Extracts from a graphics dataset:

--- Start ---

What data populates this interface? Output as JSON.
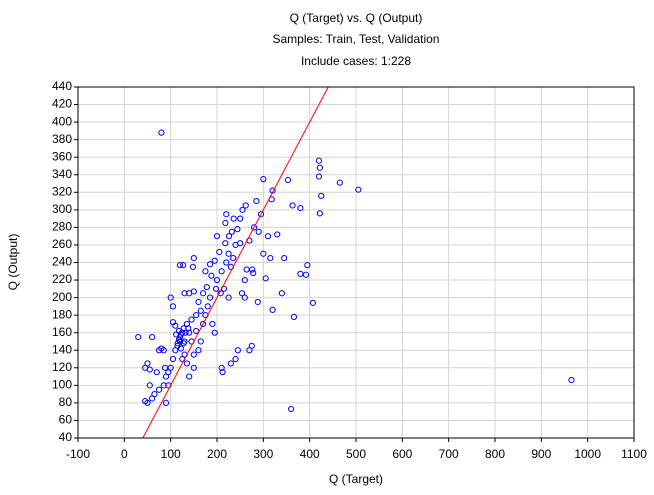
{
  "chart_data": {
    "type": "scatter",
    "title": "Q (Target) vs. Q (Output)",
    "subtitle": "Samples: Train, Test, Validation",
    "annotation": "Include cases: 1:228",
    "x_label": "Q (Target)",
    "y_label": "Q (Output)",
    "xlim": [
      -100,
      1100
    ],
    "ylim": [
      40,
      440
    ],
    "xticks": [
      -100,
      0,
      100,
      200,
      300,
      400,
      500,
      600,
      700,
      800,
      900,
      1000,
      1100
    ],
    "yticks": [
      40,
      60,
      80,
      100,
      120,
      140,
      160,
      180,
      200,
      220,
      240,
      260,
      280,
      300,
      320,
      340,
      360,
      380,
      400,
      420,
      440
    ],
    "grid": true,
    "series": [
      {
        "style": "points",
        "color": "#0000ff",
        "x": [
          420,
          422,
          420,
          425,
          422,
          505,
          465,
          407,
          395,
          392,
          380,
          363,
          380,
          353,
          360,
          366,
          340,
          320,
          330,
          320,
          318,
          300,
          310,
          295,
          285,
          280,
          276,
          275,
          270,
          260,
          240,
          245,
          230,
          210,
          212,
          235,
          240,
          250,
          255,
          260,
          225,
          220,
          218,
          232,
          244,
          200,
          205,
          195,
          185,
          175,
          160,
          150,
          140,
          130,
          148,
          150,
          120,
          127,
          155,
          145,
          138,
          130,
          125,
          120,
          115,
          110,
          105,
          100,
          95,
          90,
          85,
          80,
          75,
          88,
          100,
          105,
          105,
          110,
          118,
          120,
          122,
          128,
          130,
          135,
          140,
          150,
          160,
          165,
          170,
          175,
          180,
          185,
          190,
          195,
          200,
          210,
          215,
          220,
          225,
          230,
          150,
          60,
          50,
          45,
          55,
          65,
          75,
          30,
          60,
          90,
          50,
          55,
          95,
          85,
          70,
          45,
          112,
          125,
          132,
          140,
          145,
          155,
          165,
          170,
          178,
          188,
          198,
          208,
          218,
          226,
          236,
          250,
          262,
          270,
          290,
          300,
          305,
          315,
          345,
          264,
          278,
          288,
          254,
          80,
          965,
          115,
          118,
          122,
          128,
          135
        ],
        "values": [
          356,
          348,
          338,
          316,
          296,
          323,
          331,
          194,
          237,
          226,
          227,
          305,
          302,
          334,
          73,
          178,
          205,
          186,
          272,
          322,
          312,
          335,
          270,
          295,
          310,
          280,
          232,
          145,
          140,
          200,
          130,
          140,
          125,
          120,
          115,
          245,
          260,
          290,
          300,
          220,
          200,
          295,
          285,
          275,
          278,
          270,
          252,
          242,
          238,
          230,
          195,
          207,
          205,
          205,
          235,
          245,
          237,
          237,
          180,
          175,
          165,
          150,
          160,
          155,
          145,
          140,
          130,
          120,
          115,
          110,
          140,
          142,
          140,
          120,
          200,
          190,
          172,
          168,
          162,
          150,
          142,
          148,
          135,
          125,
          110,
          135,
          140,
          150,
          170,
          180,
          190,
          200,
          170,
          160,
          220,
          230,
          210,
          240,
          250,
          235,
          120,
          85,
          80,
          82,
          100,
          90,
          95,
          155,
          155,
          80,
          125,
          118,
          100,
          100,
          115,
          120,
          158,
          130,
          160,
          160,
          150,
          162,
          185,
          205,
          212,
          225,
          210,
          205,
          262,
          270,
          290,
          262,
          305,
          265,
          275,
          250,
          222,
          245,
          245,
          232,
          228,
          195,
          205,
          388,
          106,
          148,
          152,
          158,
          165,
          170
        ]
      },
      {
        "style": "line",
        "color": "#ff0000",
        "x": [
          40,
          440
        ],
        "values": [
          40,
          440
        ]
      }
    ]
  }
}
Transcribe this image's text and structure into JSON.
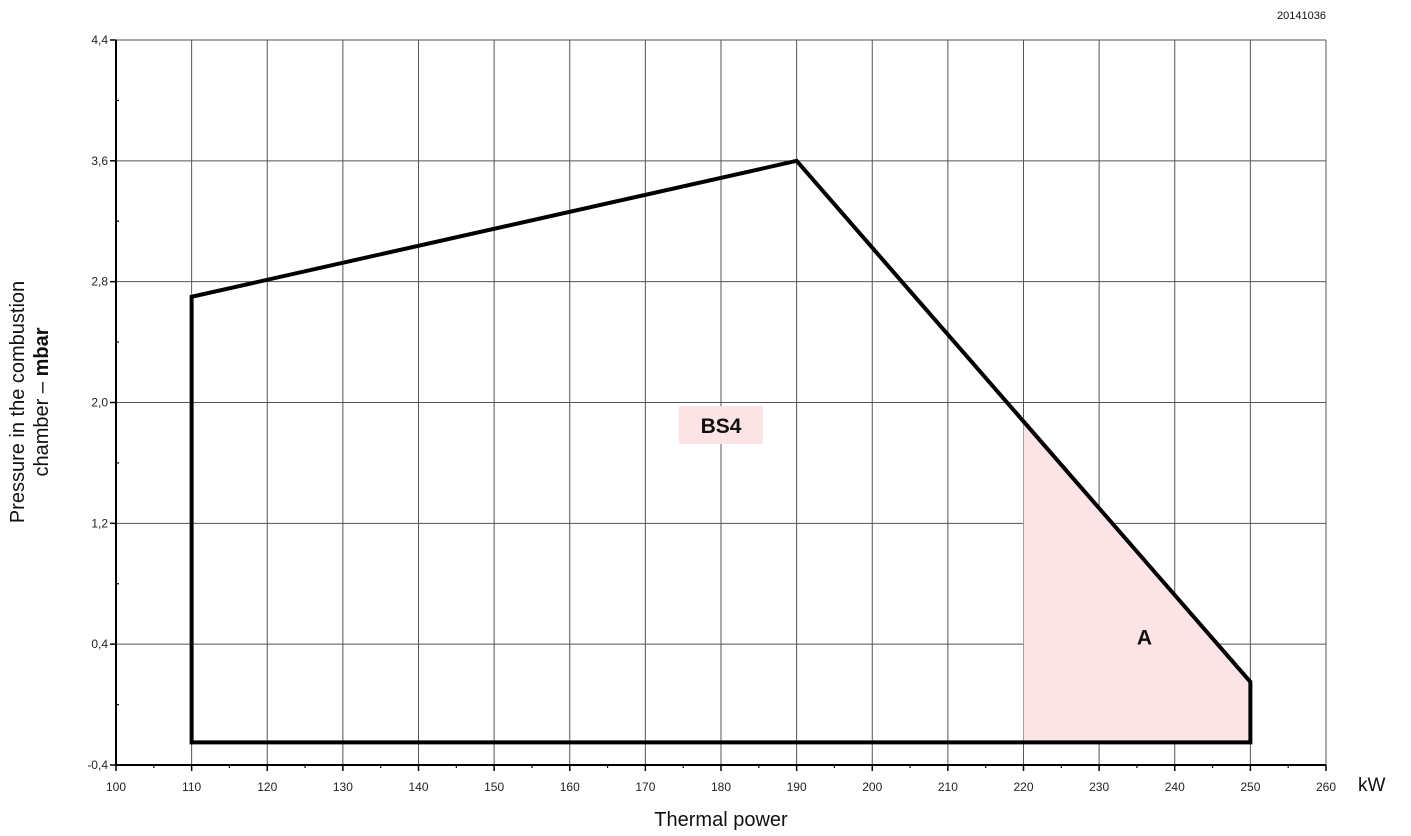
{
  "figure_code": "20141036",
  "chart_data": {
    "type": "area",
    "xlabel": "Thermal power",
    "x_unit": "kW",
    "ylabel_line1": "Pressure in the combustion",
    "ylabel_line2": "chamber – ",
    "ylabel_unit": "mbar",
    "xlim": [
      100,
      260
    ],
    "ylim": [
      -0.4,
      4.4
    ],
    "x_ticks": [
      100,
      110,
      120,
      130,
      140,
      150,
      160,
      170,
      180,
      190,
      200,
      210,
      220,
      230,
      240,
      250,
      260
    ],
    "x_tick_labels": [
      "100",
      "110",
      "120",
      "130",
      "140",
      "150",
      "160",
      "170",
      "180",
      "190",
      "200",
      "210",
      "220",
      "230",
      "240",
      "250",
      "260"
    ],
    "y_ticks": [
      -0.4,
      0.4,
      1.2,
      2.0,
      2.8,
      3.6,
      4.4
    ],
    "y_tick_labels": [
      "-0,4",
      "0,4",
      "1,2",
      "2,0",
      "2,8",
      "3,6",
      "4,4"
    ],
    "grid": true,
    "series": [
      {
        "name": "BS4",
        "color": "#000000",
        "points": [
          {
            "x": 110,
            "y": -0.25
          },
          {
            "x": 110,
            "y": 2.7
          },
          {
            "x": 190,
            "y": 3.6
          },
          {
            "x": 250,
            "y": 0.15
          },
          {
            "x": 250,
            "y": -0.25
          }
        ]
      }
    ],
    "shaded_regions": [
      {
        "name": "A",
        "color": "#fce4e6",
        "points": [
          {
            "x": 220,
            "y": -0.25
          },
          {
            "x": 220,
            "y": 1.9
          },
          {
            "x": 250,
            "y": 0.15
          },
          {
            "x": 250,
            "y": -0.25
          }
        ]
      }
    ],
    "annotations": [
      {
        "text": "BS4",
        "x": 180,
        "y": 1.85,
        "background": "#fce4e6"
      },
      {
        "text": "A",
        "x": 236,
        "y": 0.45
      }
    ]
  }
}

--- End ---

WHAT IS ASKED: Repeat all the records above exactly, leaving out any pictures.

FULL OUTPUT:
What data populates this interface? Output as JSON.
{
  "chart_data": {
    "type": "scatter",
    "title": "Q (Target) vs. Q (Output)",
    "subtitle": "Samples: Train, Test, Validation",
    "annotation": "Include cases: 1:228",
    "x_label": "Q (Target)",
    "y_label": "Q (Output)",
    "xlim": [
      -100,
      1100
    ],
    "ylim": [
      40,
      440
    ],
    "xticks": [
      -100,
      0,
      100,
      200,
      300,
      400,
      500,
      600,
      700,
      800,
      900,
      1000,
      1100
    ],
    "yticks": [
      40,
      60,
      80,
      100,
      120,
      140,
      160,
      180,
      200,
      220,
      240,
      260,
      280,
      300,
      320,
      340,
      360,
      380,
      400,
      420,
      440
    ],
    "grid": true,
    "series": [
      {
        "style": "points",
        "color": "#0000ff",
        "x": [
          420,
          422,
          420,
          425,
          422,
          505,
          465,
          407,
          395,
          392,
          380,
          363,
          380,
          353,
          360,
          366,
          340,
          320,
          330,
          320,
          318,
          300,
          310,
          295,
          285,
          280,
          276,
          275,
          270,
          260,
          240,
          245,
          230,
          210,
          212,
          235,
          240,
          250,
          255,
          260,
          225,
          220,
          218,
          232,
          244,
          200,
          205,
          195,
          185,
          175,
          160,
          150,
          140,
          130,
          148,
          150,
          120,
          127,
          155,
          145,
          138,
          130,
          125,
          120,
          115,
          110,
          105,
          100,
          95,
          90,
          85,
          80,
          75,
          88,
          100,
          105,
          105,
          110,
          118,
          120,
          122,
          128,
          130,
          135,
          140,
          150,
          160,
          165,
          170,
          175,
          180,
          185,
          190,
          195,
          200,
          210,
          215,
          220,
          225,
          230,
          150,
          60,
          50,
          45,
          55,
          65,
          75,
          30,
          60,
          90,
          50,
          55,
          95,
          85,
          70,
          45,
          112,
          125,
          132,
          140,
          145,
          155,
          165,
          170,
          178,
          188,
          198,
          208,
          218,
          226,
          236,
          250,
          262,
          270,
          290,
          300,
          305,
          315,
          345,
          264,
          278,
          288,
          254,
          80,
          965,
          115,
          118,
          122,
          128,
          135
        ],
        "values": [
          356,
          348,
          338,
          316,
          296,
          323,
          331,
          194,
          237,
          226,
          227,
          305,
          302,
          334,
          73,
          178,
          205,
          186,
          272,
          322,
          312,
          335,
          270,
          295,
          310,
          280,
          232,
          145,
          140,
          200,
          130,
          140,
          125,
          120,
          115,
          245,
          260,
          290,
          300,
          220,
          200,
          295,
          285,
          275,
          278,
          270,
          252,
          242,
          238,
          230,
          195,
          207,
          205,
          205,
          235,
          245,
          237,
          237,
          180,
          175,
          165,
          150,
          160,
          155,
          145,
          140,
          130,
          120,
          115,
          110,
          140,
          142,
          140,
          120,
          200,
          190,
          172,
          168,
          162,
          150,
          142,
          148,
          135,
          125,
          110,
          135,
          140,
          150,
          170,
          180,
          190,
          200,
          170,
          160,
          220,
          230,
          210,
          240,
          250,
          235,
          120,
          85,
          80,
          82,
          100,
          90,
          95,
          155,
          155,
          80,
          125,
          118,
          100,
          100,
          115,
          120,
          158,
          130,
          160,
          160,
          150,
          162,
          185,
          205,
          212,
          225,
          210,
          205,
          262,
          270,
          290,
          262,
          305,
          265,
          275,
          250,
          222,
          245,
          245,
          232,
          228,
          195,
          205,
          388,
          106,
          148,
          152,
          158,
          165,
          170
        ]
      },
      {
        "style": "line",
        "color": "#ff0000",
        "x": [
          40,
          440
        ],
        "values": [
          40,
          440
        ]
      }
    ]
  }
}
Transcribe this image's text and structure into JSON.
{
  "figure_code": "20141036",
  "chart_data": {
    "type": "area",
    "xlabel": "Thermal power",
    "x_unit": "kW",
    "ylabel_line1": "Pressure in the combustion",
    "ylabel_line2": "chamber – ",
    "ylabel_unit": "mbar",
    "xlim": [
      100,
      260
    ],
    "ylim": [
      -0.4,
      4.4
    ],
    "x_ticks": [
      100,
      110,
      120,
      130,
      140,
      150,
      160,
      170,
      180,
      190,
      200,
      210,
      220,
      230,
      240,
      250,
      260
    ],
    "x_tick_labels": [
      "100",
      "110",
      "120",
      "130",
      "140",
      "150",
      "160",
      "170",
      "180",
      "190",
      "200",
      "210",
      "220",
      "230",
      "240",
      "250",
      "260"
    ],
    "y_ticks": [
      -0.4,
      0.4,
      1.2,
      2.0,
      2.8,
      3.6,
      4.4
    ],
    "y_tick_labels": [
      "-0,4",
      "0,4",
      "1,2",
      "2,0",
      "2,8",
      "3,6",
      "4,4"
    ],
    "grid": true,
    "series": [
      {
        "name": "BS4",
        "color": "#000000",
        "points": [
          {
            "x": 110,
            "y": -0.25
          },
          {
            "x": 110,
            "y": 2.7
          },
          {
            "x": 190,
            "y": 3.6
          },
          {
            "x": 250,
            "y": 0.15
          },
          {
            "x": 250,
            "y": -0.25
          }
        ]
      }
    ],
    "shaded_regions": [
      {
        "name": "A",
        "color": "#fce4e6",
        "points": [
          {
            "x": 220,
            "y": -0.25
          },
          {
            "x": 220,
            "y": 1.9
          },
          {
            "x": 250,
            "y": 0.15
          },
          {
            "x": 250,
            "y": -0.25
          }
        ]
      }
    ],
    "annotations": [
      {
        "text": "BS4",
        "x": 180,
        "y": 1.85,
        "background": "#fce4e6"
      },
      {
        "text": "A",
        "x": 236,
        "y": 0.45
      }
    ]
  }
}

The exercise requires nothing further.